MATERIAL PROVIDED
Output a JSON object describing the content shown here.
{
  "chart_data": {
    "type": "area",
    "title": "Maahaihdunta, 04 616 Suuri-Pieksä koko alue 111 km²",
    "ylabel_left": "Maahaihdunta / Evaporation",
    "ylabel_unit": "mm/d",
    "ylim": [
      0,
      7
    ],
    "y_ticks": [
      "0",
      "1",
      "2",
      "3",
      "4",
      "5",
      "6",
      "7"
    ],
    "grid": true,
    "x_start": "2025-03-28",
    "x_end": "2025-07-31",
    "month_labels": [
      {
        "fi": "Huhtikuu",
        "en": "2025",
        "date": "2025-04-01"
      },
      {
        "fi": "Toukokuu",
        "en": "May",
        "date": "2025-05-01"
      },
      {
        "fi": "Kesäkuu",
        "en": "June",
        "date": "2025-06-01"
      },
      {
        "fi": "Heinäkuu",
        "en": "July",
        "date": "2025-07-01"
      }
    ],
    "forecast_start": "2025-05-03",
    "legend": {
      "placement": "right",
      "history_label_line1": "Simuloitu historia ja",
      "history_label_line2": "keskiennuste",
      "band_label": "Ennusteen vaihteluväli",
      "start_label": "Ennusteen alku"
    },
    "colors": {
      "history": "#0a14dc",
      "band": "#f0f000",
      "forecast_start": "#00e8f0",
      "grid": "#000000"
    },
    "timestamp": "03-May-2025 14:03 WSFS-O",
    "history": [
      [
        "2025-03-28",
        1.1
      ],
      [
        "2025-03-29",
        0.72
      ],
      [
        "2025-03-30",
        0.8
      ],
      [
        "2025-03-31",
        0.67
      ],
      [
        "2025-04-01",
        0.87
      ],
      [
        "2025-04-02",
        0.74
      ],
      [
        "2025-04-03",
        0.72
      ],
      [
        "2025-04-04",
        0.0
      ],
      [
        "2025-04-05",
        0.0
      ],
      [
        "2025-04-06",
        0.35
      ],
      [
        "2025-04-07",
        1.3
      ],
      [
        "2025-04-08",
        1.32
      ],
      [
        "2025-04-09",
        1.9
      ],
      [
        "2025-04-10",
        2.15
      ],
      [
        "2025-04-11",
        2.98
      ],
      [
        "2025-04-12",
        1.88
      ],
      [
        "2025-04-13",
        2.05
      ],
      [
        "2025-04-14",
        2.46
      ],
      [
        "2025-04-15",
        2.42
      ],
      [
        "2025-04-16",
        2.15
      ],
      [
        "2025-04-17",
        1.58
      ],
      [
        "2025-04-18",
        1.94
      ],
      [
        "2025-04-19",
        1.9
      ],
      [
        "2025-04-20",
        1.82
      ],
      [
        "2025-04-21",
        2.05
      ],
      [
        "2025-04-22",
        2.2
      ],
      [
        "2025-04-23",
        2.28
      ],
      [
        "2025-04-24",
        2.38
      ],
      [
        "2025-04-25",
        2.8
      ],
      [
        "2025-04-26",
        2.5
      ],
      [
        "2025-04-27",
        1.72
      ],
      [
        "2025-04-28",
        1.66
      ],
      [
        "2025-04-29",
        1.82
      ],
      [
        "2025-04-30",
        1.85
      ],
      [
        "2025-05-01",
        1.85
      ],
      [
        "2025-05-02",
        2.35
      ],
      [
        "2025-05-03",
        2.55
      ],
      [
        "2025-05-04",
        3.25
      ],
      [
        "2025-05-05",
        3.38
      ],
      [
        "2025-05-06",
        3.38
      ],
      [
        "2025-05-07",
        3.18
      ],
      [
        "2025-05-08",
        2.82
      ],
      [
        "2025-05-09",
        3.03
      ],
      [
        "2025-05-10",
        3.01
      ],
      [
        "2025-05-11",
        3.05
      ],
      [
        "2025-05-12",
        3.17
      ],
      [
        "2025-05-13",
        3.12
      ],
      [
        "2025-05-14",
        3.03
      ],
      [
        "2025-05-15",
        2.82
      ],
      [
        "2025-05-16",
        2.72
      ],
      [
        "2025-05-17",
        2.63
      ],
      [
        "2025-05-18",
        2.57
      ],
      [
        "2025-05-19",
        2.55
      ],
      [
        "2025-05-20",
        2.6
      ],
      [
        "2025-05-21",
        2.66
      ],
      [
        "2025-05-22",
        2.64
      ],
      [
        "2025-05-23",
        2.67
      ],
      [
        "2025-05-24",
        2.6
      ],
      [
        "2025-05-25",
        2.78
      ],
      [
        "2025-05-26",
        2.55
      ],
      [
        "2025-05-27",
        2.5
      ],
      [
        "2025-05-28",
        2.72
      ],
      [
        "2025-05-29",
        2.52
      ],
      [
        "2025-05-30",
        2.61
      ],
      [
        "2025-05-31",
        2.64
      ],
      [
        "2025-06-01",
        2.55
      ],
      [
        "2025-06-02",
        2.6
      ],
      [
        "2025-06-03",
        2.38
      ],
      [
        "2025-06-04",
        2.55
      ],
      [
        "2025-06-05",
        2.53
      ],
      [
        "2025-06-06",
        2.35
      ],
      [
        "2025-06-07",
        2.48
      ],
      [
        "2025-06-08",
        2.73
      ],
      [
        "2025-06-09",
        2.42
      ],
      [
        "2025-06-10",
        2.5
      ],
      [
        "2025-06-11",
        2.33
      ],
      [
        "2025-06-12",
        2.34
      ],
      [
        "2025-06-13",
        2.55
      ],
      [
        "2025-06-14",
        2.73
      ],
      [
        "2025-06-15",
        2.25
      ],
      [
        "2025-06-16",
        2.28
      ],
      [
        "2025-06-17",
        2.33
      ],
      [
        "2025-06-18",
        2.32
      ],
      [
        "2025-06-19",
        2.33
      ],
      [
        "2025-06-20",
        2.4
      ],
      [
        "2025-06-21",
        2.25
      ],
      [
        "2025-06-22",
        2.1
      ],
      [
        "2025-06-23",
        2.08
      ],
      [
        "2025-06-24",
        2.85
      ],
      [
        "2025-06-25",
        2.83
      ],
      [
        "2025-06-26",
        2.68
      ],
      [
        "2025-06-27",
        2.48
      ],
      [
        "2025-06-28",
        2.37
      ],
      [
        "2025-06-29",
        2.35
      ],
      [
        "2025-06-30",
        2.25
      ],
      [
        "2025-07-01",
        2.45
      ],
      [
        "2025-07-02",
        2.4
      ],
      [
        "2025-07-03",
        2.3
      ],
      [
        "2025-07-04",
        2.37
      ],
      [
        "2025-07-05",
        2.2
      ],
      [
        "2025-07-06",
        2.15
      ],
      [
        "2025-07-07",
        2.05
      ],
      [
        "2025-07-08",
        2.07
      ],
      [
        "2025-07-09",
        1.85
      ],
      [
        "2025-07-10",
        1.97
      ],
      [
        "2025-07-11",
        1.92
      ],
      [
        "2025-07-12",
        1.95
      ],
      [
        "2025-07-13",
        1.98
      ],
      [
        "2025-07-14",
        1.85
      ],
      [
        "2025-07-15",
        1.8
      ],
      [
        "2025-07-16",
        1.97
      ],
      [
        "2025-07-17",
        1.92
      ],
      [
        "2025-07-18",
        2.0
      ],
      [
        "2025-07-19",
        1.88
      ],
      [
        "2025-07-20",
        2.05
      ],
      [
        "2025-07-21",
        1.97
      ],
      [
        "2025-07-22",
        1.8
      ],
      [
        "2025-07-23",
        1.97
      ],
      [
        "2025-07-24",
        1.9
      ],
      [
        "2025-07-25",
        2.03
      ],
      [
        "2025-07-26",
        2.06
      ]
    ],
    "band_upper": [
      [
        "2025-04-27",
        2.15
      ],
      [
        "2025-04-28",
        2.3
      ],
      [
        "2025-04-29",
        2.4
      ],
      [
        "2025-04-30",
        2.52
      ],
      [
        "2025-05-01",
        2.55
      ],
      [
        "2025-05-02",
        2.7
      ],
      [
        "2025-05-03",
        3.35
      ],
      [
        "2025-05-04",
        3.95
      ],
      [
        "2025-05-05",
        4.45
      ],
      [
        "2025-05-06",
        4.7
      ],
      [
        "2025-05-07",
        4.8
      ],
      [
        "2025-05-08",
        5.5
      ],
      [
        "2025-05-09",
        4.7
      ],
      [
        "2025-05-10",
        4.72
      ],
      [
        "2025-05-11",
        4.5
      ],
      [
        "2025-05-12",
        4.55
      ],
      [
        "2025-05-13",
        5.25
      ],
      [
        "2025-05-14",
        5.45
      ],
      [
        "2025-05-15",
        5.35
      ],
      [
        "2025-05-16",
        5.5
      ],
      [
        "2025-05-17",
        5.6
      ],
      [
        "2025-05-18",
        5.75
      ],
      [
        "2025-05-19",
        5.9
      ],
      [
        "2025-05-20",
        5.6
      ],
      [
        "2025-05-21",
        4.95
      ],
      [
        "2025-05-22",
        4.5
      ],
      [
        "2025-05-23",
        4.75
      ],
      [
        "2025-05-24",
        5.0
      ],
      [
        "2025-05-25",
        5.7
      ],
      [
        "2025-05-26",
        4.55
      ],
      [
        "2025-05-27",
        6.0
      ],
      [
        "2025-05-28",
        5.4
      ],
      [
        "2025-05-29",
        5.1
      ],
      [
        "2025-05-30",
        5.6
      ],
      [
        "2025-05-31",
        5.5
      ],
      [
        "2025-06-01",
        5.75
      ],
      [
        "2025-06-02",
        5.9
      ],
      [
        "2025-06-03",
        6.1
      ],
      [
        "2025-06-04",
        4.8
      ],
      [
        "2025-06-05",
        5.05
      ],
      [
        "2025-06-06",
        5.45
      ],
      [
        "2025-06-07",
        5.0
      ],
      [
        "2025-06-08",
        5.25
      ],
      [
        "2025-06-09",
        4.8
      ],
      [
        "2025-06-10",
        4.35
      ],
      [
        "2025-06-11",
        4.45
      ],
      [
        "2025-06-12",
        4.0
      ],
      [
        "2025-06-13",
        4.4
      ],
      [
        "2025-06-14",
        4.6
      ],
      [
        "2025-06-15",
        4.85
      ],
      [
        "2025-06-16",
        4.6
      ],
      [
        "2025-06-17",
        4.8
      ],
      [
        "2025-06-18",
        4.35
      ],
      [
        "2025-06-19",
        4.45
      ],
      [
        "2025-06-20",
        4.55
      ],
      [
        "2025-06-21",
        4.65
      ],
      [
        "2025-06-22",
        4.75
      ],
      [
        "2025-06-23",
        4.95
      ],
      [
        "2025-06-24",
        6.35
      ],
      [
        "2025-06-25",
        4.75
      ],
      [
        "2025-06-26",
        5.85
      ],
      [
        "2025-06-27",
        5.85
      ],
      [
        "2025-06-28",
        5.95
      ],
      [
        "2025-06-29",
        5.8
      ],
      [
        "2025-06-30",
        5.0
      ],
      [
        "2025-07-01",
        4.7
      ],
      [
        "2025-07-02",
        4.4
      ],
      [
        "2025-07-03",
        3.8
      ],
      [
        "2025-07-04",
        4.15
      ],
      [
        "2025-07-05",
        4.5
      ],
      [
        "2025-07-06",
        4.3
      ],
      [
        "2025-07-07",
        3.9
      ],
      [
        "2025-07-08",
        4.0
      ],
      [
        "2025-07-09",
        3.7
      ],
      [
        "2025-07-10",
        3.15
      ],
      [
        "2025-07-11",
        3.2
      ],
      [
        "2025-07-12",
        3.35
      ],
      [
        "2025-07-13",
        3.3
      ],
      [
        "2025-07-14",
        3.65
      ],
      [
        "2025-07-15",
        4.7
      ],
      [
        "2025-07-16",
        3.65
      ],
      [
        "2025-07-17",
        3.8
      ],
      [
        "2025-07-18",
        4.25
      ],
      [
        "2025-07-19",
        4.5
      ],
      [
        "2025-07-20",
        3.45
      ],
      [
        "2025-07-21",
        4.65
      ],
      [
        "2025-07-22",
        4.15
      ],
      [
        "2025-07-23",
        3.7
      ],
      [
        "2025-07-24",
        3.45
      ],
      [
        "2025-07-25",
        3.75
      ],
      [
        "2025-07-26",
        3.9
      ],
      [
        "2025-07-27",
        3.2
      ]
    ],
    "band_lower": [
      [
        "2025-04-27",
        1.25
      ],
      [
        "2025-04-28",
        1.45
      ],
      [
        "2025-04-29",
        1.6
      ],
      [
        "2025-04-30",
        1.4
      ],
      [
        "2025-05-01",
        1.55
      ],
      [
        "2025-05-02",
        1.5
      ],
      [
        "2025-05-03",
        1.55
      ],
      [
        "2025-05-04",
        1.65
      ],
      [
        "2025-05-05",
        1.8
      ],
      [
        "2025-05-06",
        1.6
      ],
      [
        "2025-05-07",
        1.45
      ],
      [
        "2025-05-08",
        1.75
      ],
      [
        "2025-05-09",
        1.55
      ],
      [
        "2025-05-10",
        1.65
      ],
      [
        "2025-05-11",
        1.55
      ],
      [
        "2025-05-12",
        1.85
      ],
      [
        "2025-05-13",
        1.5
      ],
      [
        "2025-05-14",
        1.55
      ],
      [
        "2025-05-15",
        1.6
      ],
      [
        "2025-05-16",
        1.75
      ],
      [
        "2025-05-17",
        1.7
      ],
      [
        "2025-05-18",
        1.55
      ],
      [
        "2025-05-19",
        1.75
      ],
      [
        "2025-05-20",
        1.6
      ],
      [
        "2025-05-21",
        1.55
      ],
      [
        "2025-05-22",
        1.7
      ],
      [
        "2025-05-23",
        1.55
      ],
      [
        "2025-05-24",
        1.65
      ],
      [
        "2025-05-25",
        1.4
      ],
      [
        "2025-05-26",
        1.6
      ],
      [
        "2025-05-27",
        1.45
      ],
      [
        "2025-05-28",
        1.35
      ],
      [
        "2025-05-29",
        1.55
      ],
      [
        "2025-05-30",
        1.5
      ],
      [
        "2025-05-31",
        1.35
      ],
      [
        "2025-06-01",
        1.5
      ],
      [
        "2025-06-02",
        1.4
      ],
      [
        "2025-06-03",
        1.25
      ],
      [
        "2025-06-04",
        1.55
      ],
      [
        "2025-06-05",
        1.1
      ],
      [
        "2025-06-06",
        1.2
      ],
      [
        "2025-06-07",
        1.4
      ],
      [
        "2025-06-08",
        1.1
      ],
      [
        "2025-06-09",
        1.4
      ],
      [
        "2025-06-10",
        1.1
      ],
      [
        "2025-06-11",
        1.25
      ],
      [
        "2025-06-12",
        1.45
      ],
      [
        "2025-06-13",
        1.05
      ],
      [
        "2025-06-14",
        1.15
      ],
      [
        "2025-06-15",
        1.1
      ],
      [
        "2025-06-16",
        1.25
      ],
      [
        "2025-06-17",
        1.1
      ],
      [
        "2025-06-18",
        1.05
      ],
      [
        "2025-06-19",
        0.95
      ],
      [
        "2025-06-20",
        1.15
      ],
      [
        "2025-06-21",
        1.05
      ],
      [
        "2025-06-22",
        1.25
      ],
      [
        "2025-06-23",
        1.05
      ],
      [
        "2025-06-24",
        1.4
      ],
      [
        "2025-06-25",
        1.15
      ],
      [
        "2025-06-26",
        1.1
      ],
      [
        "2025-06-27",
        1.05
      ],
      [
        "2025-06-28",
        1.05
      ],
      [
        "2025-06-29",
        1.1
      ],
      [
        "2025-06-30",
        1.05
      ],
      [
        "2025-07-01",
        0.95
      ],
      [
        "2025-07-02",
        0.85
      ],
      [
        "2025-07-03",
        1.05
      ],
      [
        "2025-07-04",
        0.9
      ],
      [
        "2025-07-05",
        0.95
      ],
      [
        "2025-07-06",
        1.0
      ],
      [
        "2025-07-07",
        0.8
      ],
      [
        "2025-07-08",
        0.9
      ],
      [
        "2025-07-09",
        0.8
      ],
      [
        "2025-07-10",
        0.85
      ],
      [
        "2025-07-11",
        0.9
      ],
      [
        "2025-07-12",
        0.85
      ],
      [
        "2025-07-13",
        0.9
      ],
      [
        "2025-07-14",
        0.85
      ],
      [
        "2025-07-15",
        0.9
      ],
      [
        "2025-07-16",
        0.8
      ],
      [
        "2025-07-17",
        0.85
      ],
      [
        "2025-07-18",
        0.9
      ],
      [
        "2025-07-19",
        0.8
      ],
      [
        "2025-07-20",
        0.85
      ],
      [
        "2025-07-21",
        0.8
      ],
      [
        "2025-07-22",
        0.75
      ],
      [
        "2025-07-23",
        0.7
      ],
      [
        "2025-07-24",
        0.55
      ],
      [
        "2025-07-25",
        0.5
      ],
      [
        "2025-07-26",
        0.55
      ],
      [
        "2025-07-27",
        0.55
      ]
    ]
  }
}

PROBLEM DETAILS
Select every line above that contains the word "Ennusteen", and copy it.

EXERCISE ANSWER
      "band_label": "Ennusteen vaihteluväli",
      "start_label": "Ennusteen alku"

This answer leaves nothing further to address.